- [EXTRACTED ENTRIES]:

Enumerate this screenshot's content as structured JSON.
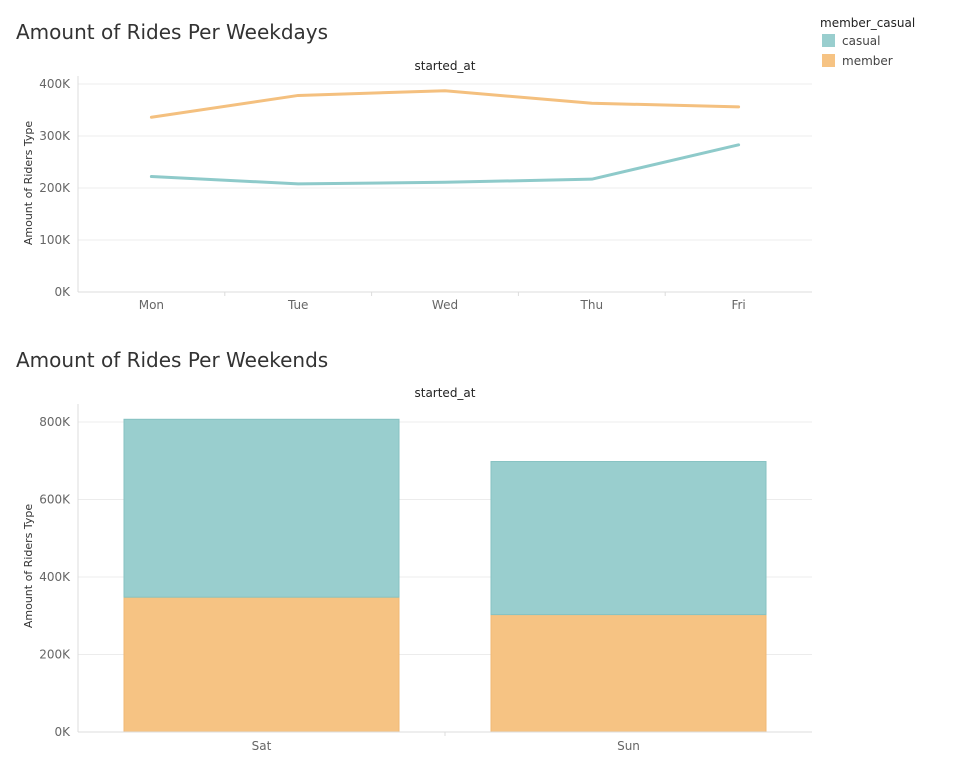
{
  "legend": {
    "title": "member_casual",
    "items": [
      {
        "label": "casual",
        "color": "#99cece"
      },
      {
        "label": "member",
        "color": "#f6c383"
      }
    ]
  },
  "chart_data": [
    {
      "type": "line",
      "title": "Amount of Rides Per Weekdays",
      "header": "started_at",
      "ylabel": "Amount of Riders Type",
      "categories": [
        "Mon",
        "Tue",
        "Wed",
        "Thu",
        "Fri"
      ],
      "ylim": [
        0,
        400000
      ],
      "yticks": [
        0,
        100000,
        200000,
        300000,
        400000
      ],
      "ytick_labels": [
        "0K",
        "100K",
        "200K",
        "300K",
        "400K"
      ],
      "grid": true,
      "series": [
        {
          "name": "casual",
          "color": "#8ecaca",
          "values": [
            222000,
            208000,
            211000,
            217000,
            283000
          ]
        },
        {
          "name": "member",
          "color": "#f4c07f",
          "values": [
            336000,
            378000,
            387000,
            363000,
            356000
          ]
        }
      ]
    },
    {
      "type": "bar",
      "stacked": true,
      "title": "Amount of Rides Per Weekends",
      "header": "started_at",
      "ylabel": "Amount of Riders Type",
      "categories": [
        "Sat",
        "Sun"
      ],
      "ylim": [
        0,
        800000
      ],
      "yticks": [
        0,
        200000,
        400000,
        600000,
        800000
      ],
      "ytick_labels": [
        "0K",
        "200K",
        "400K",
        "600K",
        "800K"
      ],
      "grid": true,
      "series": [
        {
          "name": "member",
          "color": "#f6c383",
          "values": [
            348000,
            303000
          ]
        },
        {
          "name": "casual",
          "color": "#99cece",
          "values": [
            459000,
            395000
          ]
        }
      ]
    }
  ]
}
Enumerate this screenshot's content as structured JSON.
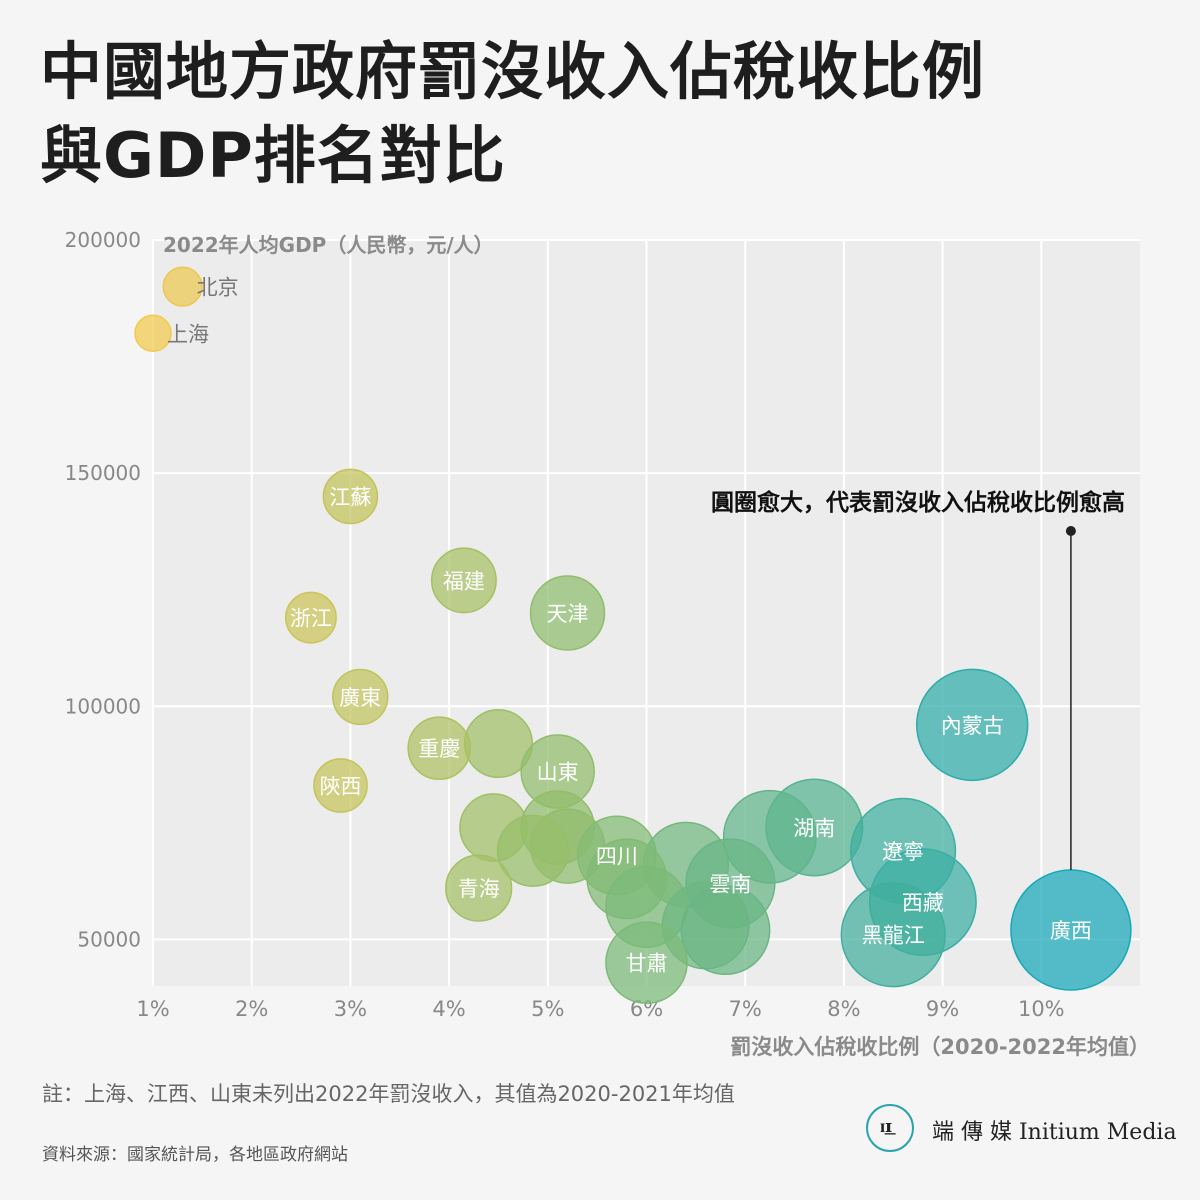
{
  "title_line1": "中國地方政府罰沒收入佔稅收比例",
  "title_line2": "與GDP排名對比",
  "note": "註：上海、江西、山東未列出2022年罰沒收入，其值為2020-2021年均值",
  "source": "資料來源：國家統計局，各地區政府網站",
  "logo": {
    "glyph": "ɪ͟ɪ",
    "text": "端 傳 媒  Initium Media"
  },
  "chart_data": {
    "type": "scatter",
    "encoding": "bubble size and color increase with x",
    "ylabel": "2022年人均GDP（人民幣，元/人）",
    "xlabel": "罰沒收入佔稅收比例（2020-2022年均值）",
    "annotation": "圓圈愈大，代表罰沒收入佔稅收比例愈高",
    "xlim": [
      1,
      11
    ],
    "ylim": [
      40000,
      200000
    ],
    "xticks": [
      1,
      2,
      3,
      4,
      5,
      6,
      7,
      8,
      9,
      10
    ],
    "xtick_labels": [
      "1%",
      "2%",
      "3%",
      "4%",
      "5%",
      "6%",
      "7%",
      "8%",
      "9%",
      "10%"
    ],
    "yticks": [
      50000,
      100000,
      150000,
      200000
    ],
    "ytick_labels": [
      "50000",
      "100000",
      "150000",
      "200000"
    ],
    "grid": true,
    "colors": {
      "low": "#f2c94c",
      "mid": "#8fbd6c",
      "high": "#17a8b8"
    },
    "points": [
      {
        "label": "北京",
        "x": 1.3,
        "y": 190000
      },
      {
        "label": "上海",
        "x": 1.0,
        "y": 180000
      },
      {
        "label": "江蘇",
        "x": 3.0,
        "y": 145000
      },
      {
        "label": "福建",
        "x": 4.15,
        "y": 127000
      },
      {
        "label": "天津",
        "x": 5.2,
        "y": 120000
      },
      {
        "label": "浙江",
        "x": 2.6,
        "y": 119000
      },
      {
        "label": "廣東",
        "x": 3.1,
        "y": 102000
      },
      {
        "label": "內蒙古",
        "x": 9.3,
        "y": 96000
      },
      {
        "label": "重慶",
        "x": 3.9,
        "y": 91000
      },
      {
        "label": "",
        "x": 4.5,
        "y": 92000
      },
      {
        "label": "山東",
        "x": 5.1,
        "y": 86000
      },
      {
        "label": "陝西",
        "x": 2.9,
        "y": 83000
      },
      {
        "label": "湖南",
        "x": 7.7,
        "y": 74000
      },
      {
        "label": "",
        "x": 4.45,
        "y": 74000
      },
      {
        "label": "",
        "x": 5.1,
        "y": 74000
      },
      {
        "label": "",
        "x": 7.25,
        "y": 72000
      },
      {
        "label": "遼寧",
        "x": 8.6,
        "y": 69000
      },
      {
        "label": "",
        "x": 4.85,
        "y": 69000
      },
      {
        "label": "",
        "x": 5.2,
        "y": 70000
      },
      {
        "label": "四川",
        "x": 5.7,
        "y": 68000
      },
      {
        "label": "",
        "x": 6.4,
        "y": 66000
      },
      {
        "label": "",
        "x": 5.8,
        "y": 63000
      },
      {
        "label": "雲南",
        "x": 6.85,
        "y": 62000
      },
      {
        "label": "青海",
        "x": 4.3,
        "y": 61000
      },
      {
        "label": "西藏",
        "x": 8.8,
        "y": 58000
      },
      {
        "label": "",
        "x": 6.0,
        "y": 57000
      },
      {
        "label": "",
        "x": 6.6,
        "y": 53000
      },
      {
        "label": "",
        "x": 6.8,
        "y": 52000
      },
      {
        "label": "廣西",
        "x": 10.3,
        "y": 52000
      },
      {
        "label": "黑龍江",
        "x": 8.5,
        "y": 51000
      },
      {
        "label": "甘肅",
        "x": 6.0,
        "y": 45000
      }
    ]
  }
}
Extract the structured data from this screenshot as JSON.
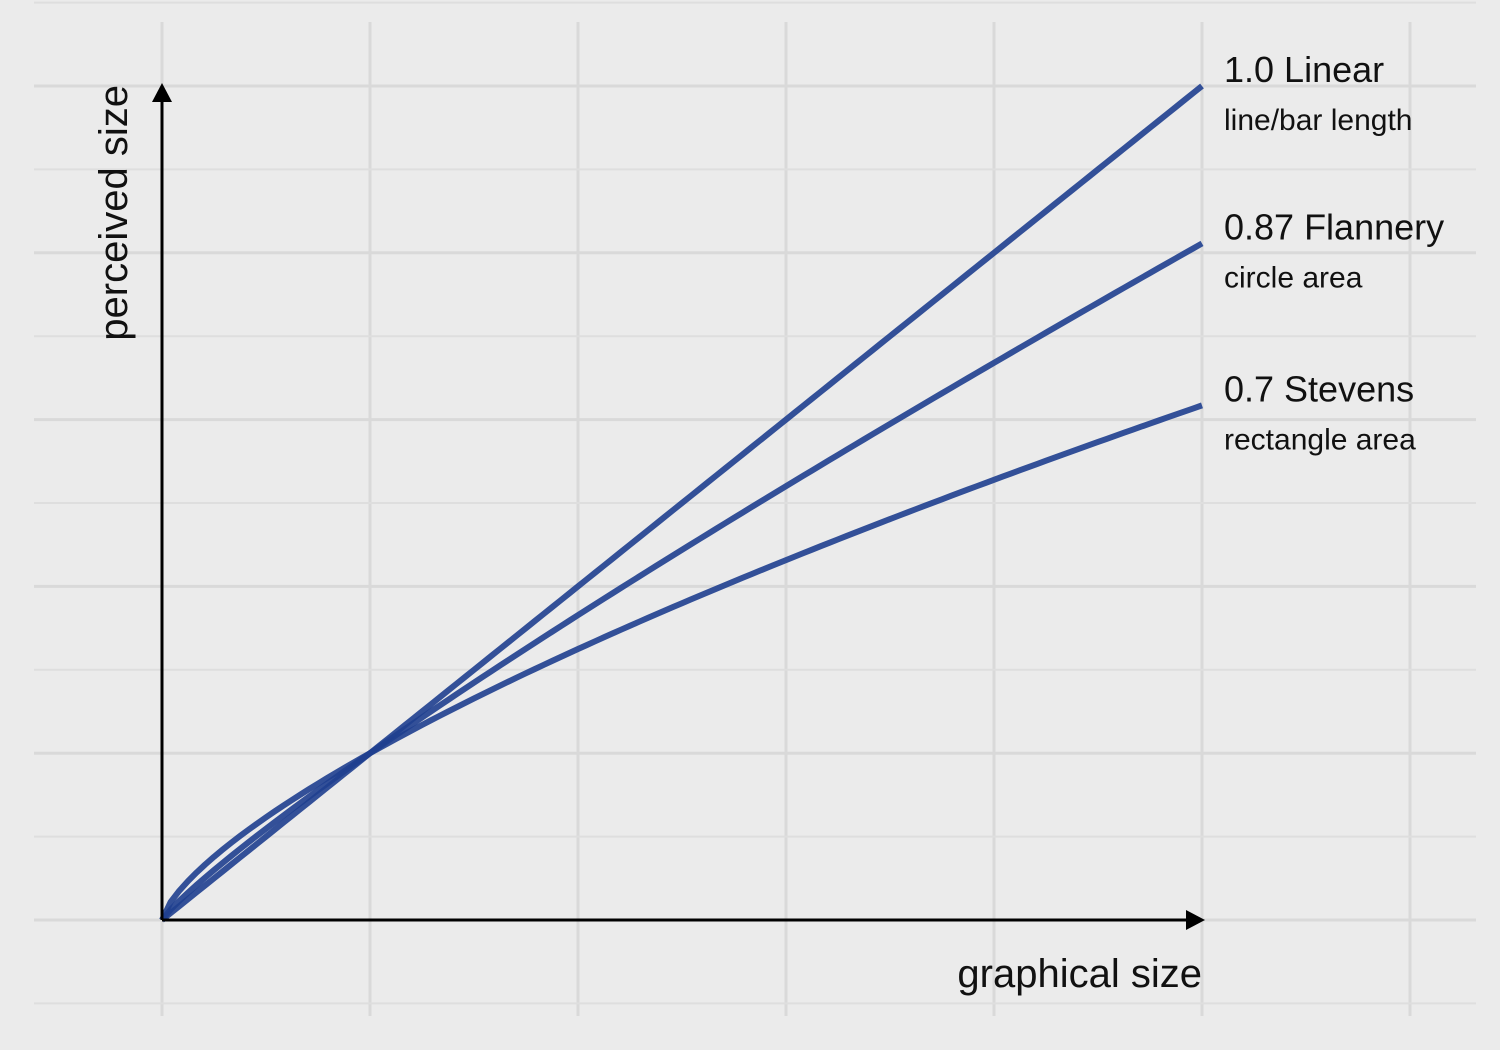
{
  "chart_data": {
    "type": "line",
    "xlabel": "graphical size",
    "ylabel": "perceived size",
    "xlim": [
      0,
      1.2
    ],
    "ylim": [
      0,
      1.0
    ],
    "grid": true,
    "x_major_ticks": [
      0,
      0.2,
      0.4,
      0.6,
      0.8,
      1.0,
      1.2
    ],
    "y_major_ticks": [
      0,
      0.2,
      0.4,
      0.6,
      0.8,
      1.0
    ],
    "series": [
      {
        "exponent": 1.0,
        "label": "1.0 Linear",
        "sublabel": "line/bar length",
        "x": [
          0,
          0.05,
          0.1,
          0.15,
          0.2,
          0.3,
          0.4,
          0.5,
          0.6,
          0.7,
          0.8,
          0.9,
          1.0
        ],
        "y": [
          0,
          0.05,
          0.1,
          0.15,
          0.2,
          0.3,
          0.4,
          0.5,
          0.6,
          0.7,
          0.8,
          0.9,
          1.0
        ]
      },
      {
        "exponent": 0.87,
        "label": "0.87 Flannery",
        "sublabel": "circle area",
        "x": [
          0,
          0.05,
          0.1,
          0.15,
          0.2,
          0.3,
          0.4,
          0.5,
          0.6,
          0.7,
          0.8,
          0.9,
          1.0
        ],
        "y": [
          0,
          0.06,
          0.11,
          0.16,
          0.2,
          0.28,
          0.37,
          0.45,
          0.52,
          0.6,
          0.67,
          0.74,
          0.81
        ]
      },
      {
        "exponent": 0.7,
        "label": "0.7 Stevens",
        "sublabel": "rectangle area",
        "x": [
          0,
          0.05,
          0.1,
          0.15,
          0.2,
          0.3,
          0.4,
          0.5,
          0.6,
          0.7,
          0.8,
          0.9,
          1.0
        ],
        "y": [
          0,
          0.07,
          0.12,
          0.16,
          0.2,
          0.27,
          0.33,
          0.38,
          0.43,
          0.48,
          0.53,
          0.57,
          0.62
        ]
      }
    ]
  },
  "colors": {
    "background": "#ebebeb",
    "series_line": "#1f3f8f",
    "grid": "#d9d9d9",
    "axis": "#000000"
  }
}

- [SET TASK]: Transcribe all of the material exactly, leaving out whatever pictures it contains.

- [IN RESPONSE]:
Enumerate this screenshot's content as structured JSON.
{
  "legend": {
    "title": "member_casual",
    "items": [
      {
        "label": "casual",
        "color": "#99cece"
      },
      {
        "label": "member",
        "color": "#f6c383"
      }
    ]
  },
  "chart_data": [
    {
      "type": "line",
      "title": "Amount of Rides Per Weekdays",
      "header": "started_at",
      "ylabel": "Amount of Riders Type",
      "categories": [
        "Mon",
        "Tue",
        "Wed",
        "Thu",
        "Fri"
      ],
      "ylim": [
        0,
        400000
      ],
      "yticks": [
        0,
        100000,
        200000,
        300000,
        400000
      ],
      "ytick_labels": [
        "0K",
        "100K",
        "200K",
        "300K",
        "400K"
      ],
      "grid": true,
      "series": [
        {
          "name": "casual",
          "color": "#8ecaca",
          "values": [
            222000,
            208000,
            211000,
            217000,
            283000
          ]
        },
        {
          "name": "member",
          "color": "#f4c07f",
          "values": [
            336000,
            378000,
            387000,
            363000,
            356000
          ]
        }
      ]
    },
    {
      "type": "bar",
      "stacked": true,
      "title": "Amount of Rides Per Weekends",
      "header": "started_at",
      "ylabel": "Amount of Riders Type",
      "categories": [
        "Sat",
        "Sun"
      ],
      "ylim": [
        0,
        800000
      ],
      "yticks": [
        0,
        200000,
        400000,
        600000,
        800000
      ],
      "ytick_labels": [
        "0K",
        "200K",
        "400K",
        "600K",
        "800K"
      ],
      "grid": true,
      "series": [
        {
          "name": "member",
          "color": "#f6c383",
          "values": [
            348000,
            303000
          ]
        },
        {
          "name": "casual",
          "color": "#99cece",
          "values": [
            459000,
            395000
          ]
        }
      ]
    }
  ]
}
Enumerate this screenshot's content as structured JSON.
{
  "title_line1": "中國地方政府罰沒收入佔稅收比例",
  "title_line2": "與GDP排名對比",
  "note": "註：上海、江西、山東未列出2022年罰沒收入，其值為2020-2021年均值",
  "source": "資料來源：國家統計局，各地區政府網站",
  "logo": {
    "glyph": "ɪ͟ɪ",
    "text": "端 傳 媒  Initium Media"
  },
  "chart_data": {
    "type": "scatter",
    "encoding": "bubble size and color increase with x",
    "ylabel": "2022年人均GDP（人民幣，元/人）",
    "xlabel": "罰沒收入佔稅收比例（2020-2022年均值）",
    "annotation": "圓圈愈大，代表罰沒收入佔稅收比例愈高",
    "xlim": [
      1,
      11
    ],
    "ylim": [
      40000,
      200000
    ],
    "xticks": [
      1,
      2,
      3,
      4,
      5,
      6,
      7,
      8,
      9,
      10
    ],
    "xtick_labels": [
      "1%",
      "2%",
      "3%",
      "4%",
      "5%",
      "6%",
      "7%",
      "8%",
      "9%",
      "10%"
    ],
    "yticks": [
      50000,
      100000,
      150000,
      200000
    ],
    "ytick_labels": [
      "50000",
      "100000",
      "150000",
      "200000"
    ],
    "grid": true,
    "colors": {
      "low": "#f2c94c",
      "mid": "#8fbd6c",
      "high": "#17a8b8"
    },
    "points": [
      {
        "label": "北京",
        "x": 1.3,
        "y": 190000
      },
      {
        "label": "上海",
        "x": 1.0,
        "y": 180000
      },
      {
        "label": "江蘇",
        "x": 3.0,
        "y": 145000
      },
      {
        "label": "福建",
        "x": 4.15,
        "y": 127000
      },
      {
        "label": "天津",
        "x": 5.2,
        "y": 120000
      },
      {
        "label": "浙江",
        "x": 2.6,
        "y": 119000
      },
      {
        "label": "廣東",
        "x": 3.1,
        "y": 102000
      },
      {
        "label": "內蒙古",
        "x": 9.3,
        "y": 96000
      },
      {
        "label": "重慶",
        "x": 3.9,
        "y": 91000
      },
      {
        "label": "",
        "x": 4.5,
        "y": 92000
      },
      {
        "label": "山東",
        "x": 5.1,
        "y": 86000
      },
      {
        "label": "陝西",
        "x": 2.9,
        "y": 83000
      },
      {
        "label": "湖南",
        "x": 7.7,
        "y": 74000
      },
      {
        "label": "",
        "x": 4.45,
        "y": 74000
      },
      {
        "label": "",
        "x": 5.1,
        "y": 74000
      },
      {
        "label": "",
        "x": 7.25,
        "y": 72000
      },
      {
        "label": "遼寧",
        "x": 8.6,
        "y": 69000
      },
      {
        "label": "",
        "x": 4.85,
        "y": 69000
      },
      {
        "label": "",
        "x": 5.2,
        "y": 70000
      },
      {
        "label": "四川",
        "x": 5.7,
        "y": 68000
      },
      {
        "label": "",
        "x": 6.4,
        "y": 66000
      },
      {
        "label": "",
        "x": 5.8,
        "y": 63000
      },
      {
        "label": "雲南",
        "x": 6.85,
        "y": 62000
      },
      {
        "label": "青海",
        "x": 4.3,
        "y": 61000
      },
      {
        "label": "西藏",
        "x": 8.8,
        "y": 58000
      },
      {
        "label": "",
        "x": 6.0,
        "y": 57000
      },
      {
        "label": "",
        "x": 6.6,
        "y": 53000
      },
      {
        "label": "",
        "x": 6.8,
        "y": 52000
      },
      {
        "label": "廣西",
        "x": 10.3,
        "y": 52000
      },
      {
        "label": "黑龍江",
        "x": 8.5,
        "y": 51000
      },
      {
        "label": "甘肅",
        "x": 6.0,
        "y": 45000
      }
    ]
  }
}
Extract the structured data from this screenshot as JSON.
{
  "chart_data": {
    "type": "line",
    "xlabel": "graphical size",
    "ylabel": "perceived size",
    "xlim": [
      0,
      1.2
    ],
    "ylim": [
      0,
      1.0
    ],
    "grid": true,
    "x_major_ticks": [
      0,
      0.2,
      0.4,
      0.6,
      0.8,
      1.0,
      1.2
    ],
    "y_major_ticks": [
      0,
      0.2,
      0.4,
      0.6,
      0.8,
      1.0
    ],
    "series": [
      {
        "exponent": 1.0,
        "label": "1.0 Linear",
        "sublabel": "line/bar length",
        "x": [
          0,
          0.05,
          0.1,
          0.15,
          0.2,
          0.3,
          0.4,
          0.5,
          0.6,
          0.7,
          0.8,
          0.9,
          1.0
        ],
        "y": [
          0,
          0.05,
          0.1,
          0.15,
          0.2,
          0.3,
          0.4,
          0.5,
          0.6,
          0.7,
          0.8,
          0.9,
          1.0
        ]
      },
      {
        "exponent": 0.87,
        "label": "0.87 Flannery",
        "sublabel": "circle area",
        "x": [
          0,
          0.05,
          0.1,
          0.15,
          0.2,
          0.3,
          0.4,
          0.5,
          0.6,
          0.7,
          0.8,
          0.9,
          1.0
        ],
        "y": [
          0,
          0.06,
          0.11,
          0.16,
          0.2,
          0.28,
          0.37,
          0.45,
          0.52,
          0.6,
          0.67,
          0.74,
          0.81
        ]
      },
      {
        "exponent": 0.7,
        "label": "0.7 Stevens",
        "sublabel": "rectangle area",
        "x": [
          0,
          0.05,
          0.1,
          0.15,
          0.2,
          0.3,
          0.4,
          0.5,
          0.6,
          0.7,
          0.8,
          0.9,
          1.0
        ],
        "y": [
          0,
          0.07,
          0.12,
          0.16,
          0.2,
          0.27,
          0.33,
          0.38,
          0.43,
          0.48,
          0.53,
          0.57,
          0.62
        ]
      }
    ]
  },
  "colors": {
    "background": "#ebebeb",
    "series_line": "#1f3f8f",
    "grid": "#d9d9d9",
    "axis": "#000000"
  }
}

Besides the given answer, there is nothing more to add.